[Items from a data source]

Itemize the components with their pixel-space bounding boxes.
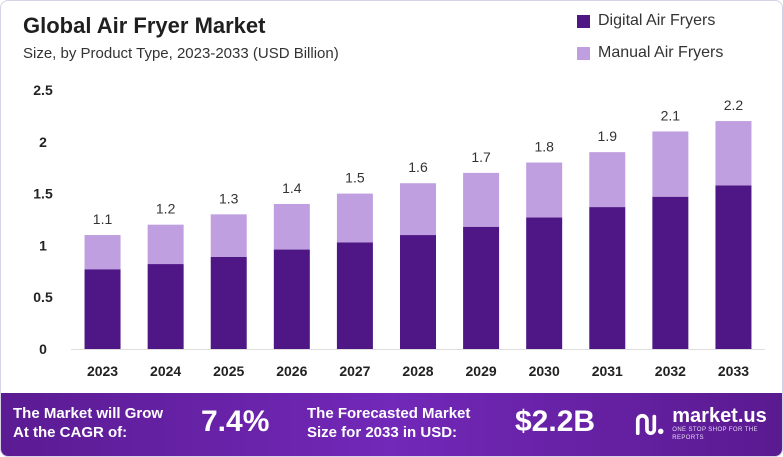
x-tick-label-2024: 2024 bbox=[150, 363, 181, 379]
bar-digital-2030 bbox=[526, 217, 563, 349]
data-label-2029: 1.7 bbox=[471, 149, 491, 165]
legend-label-digital: Digital Air Fryers bbox=[598, 12, 716, 29]
bar-manual-2030 bbox=[526, 162, 563, 218]
data-label-2024: 1.2 bbox=[156, 201, 176, 217]
data-label-2032: 2.1 bbox=[661, 107, 681, 123]
footer-banner: The Market will Grow At the CAGR of: 7.4… bbox=[1, 393, 782, 456]
data-label-2030: 1.8 bbox=[534, 139, 554, 155]
brand-text: market.us ONE STOP SHOP FOR THE REPORTS bbox=[672, 406, 782, 442]
market-us-logo-icon bbox=[635, 413, 664, 436]
y-tick-label: 1.5 bbox=[33, 186, 53, 202]
data-label-2027: 1.5 bbox=[345, 170, 365, 186]
bar-manual-2028 bbox=[400, 183, 436, 236]
data-label-2033: 2.2 bbox=[724, 97, 744, 113]
cagr-label-line2: At the CAGR of: bbox=[13, 424, 128, 441]
chart-title: Global Air Fryer Market bbox=[23, 13, 266, 38]
bar-manual-2029 bbox=[463, 172, 500, 227]
chart-subtitle: Size, by Product Type, 2023-2033 (USD Bi… bbox=[23, 45, 339, 62]
bar-manual-2027 bbox=[336, 193, 373, 243]
legend-swatch-digital bbox=[577, 14, 590, 28]
forecast-label-line1: The Forecasted Market bbox=[307, 405, 471, 422]
bar-manual-2033 bbox=[715, 121, 752, 186]
bar-digital-2025 bbox=[210, 256, 247, 349]
forecast-label: The Forecasted Market Size for 2033 in U… bbox=[307, 404, 470, 442]
x-tick-label-2026: 2026 bbox=[276, 363, 307, 379]
x-tick-label-2023: 2023 bbox=[87, 363, 118, 379]
x-tick-label-2029: 2029 bbox=[466, 363, 497, 379]
cagr-value: 7.4% bbox=[201, 405, 270, 438]
legend-item-manual: Manual Air Fryers bbox=[577, 37, 723, 69]
bar-chart: 0 0.5 1 1.5 2 2.5 1.1 2023 1.2 2024 1.3 2025 1.4 2026… bbox=[33, 82, 765, 379]
bar-manual-2025 bbox=[210, 214, 247, 257]
data-label-2028: 1.6 bbox=[408, 159, 428, 175]
bar-digital-2023 bbox=[84, 269, 121, 349]
bar-manual-2026 bbox=[273, 203, 310, 250]
forecast-label-line2: Size for 2033 in USD: bbox=[307, 424, 458, 441]
x-tick-label-2025: 2025 bbox=[213, 363, 244, 379]
brand-tagline: ONE STOP SHOP FOR THE REPORTS bbox=[672, 427, 758, 441]
x-tick-label-2031: 2031 bbox=[592, 363, 623, 379]
y-tick-label: 2 bbox=[39, 134, 47, 150]
bar-digital-2031 bbox=[589, 207, 626, 349]
x-tick-label-2027: 2027 bbox=[339, 363, 370, 379]
bar-manual-2024 bbox=[147, 224, 184, 265]
data-label-2023: 1.1 bbox=[93, 211, 113, 227]
forecast-value: $2.2B bbox=[515, 405, 596, 438]
y-tick-label: 2.5 bbox=[33, 82, 53, 98]
data-label-2031: 1.9 bbox=[598, 128, 618, 144]
data-label-2026: 1.4 bbox=[282, 180, 302, 196]
bar-digital-2028 bbox=[400, 235, 436, 349]
y-tick-label: 0.5 bbox=[33, 289, 53, 305]
legend-label-manual: Manual Air Fryers bbox=[598, 44, 724, 61]
bar-manual-2032 bbox=[652, 131, 689, 197]
bar-digital-2033 bbox=[715, 185, 752, 349]
data-label-2025: 1.3 bbox=[219, 190, 239, 206]
x-tick-label-2028: 2028 bbox=[402, 363, 433, 379]
bar-digital-2024 bbox=[147, 264, 184, 349]
bar-digital-2032 bbox=[652, 196, 689, 349]
legend-swatch-manual bbox=[577, 46, 590, 60]
bar-manual-2031 bbox=[589, 152, 626, 208]
brand-logo: market.us ONE STOP SHOP FOR THE REPORTS bbox=[635, 406, 782, 442]
y-tick-label: 1 bbox=[39, 237, 47, 253]
y-tick-label: 0 bbox=[39, 341, 47, 357]
x-tick-label-2033: 2033 bbox=[718, 363, 749, 379]
bar-digital-2029 bbox=[463, 226, 500, 349]
bar-manual-2023 bbox=[84, 235, 121, 270]
legend-item-digital: Digital Air Fryers bbox=[577, 5, 723, 37]
bar-digital-2026 bbox=[273, 249, 310, 349]
chart-legend: Digital Air Fryers Manual Air Fryers bbox=[577, 5, 723, 69]
x-tick-label-2032: 2032 bbox=[655, 363, 686, 379]
cagr-label: The Market will Grow At the CAGR of: bbox=[13, 404, 163, 442]
x-tick-label-2030: 2030 bbox=[529, 363, 560, 379]
bar-digital-2027 bbox=[336, 242, 373, 349]
cagr-label-line1: The Market will Grow bbox=[13, 405, 164, 422]
brand-name: market.us bbox=[672, 405, 767, 427]
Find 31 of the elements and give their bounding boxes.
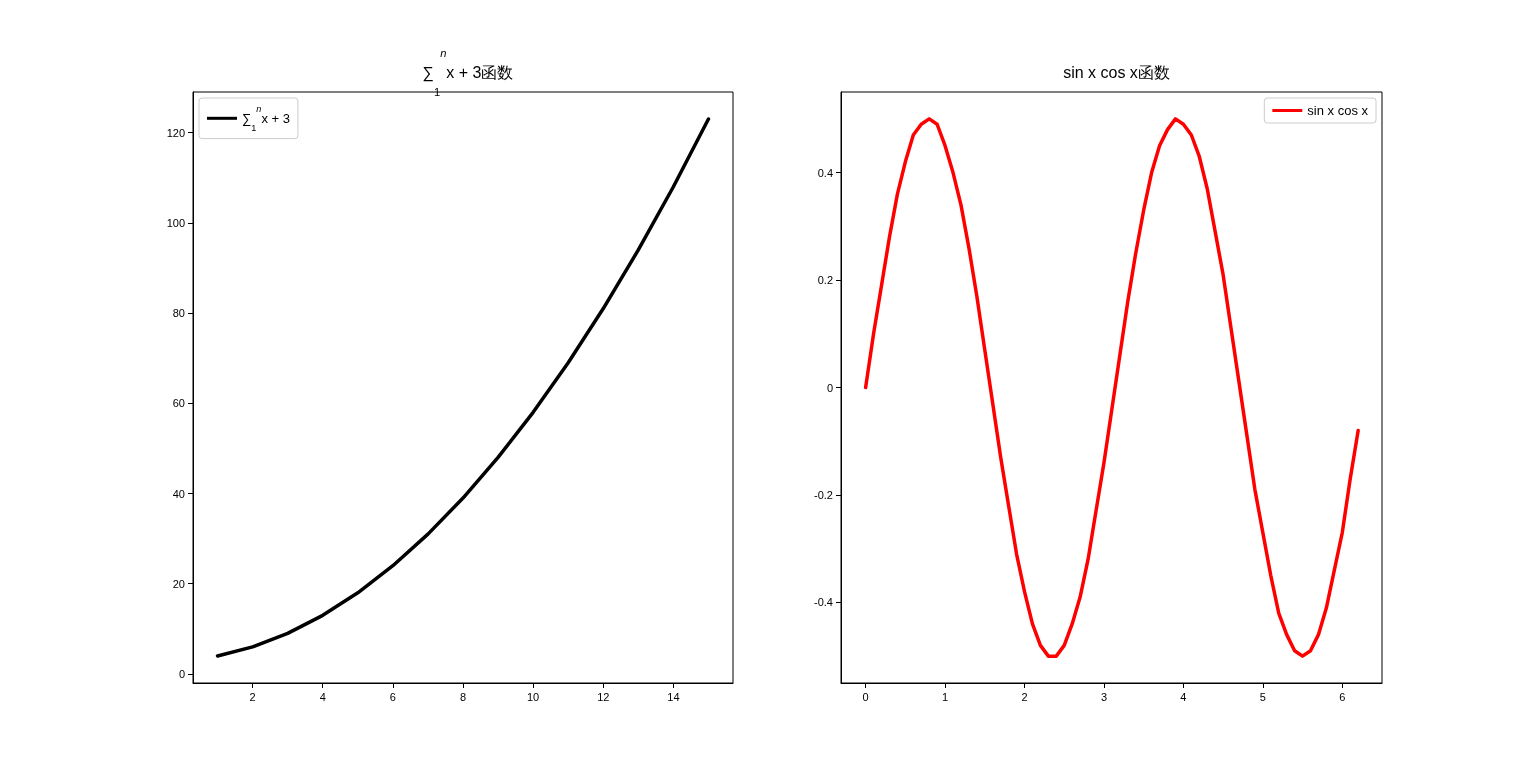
- chart-title: sin x cos x函数: [1063, 63, 1170, 81]
- x-tick-label: 12: [597, 690, 610, 703]
- x-tick-label: 2: [249, 690, 256, 703]
- legend-label: ∑1nx + 3: [242, 103, 290, 134]
- y-tick-label: 60: [172, 397, 185, 410]
- y-tick-label: 40: [172, 487, 185, 500]
- y-tick-label: 0: [826, 381, 833, 394]
- x-tick-label: 3: [1100, 690, 1108, 703]
- x-tick-label: 1: [942, 690, 949, 703]
- y-tick-label: 120: [166, 126, 185, 139]
- line-series: [863, 117, 1360, 658]
- x-tick-label: 2: [1021, 690, 1028, 703]
- y-tick-label: 0.4: [817, 166, 833, 179]
- y-tick-label: 100: [166, 216, 185, 229]
- x-tick-label: 0: [862, 690, 869, 703]
- x-tick-label: 5: [1259, 690, 1266, 703]
- x-tick-label: 14: [667, 690, 680, 703]
- x-tick-label: 10: [527, 690, 540, 703]
- y-tick-label: 0: [178, 667, 185, 680]
- x-tick-label: 4: [1180, 690, 1187, 703]
- x-tick-label: 4: [319, 690, 326, 703]
- y-tick-label: 20: [172, 577, 185, 590]
- y-tick-label: -0.4: [814, 596, 833, 609]
- y-tick-label: 0.2: [817, 274, 833, 287]
- x-tick-label: 6: [1339, 690, 1346, 703]
- chart-title: ∑1nx + 3函数: [422, 46, 514, 98]
- y-tick-label: -0.2: [814, 488, 833, 501]
- x-tick-label: 6: [389, 690, 396, 703]
- legend-label: sin x cos x: [1307, 103, 1369, 118]
- y-tick-label: 80: [172, 307, 185, 320]
- x-tick-label: 8: [459, 690, 467, 703]
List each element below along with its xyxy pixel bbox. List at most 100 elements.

• [Aim]: Return every line of the data above that contains the string "will".

• [Output for this exercise]:
footer-banner: The Market will Grow At the CAGR of: 7.4… bbox=[1, 393, 782, 456]
cagr-label: The Market will Grow At the CAGR of: bbox=[13, 404, 163, 442]
cagr-label-line1: The Market will Grow bbox=[13, 405, 164, 422]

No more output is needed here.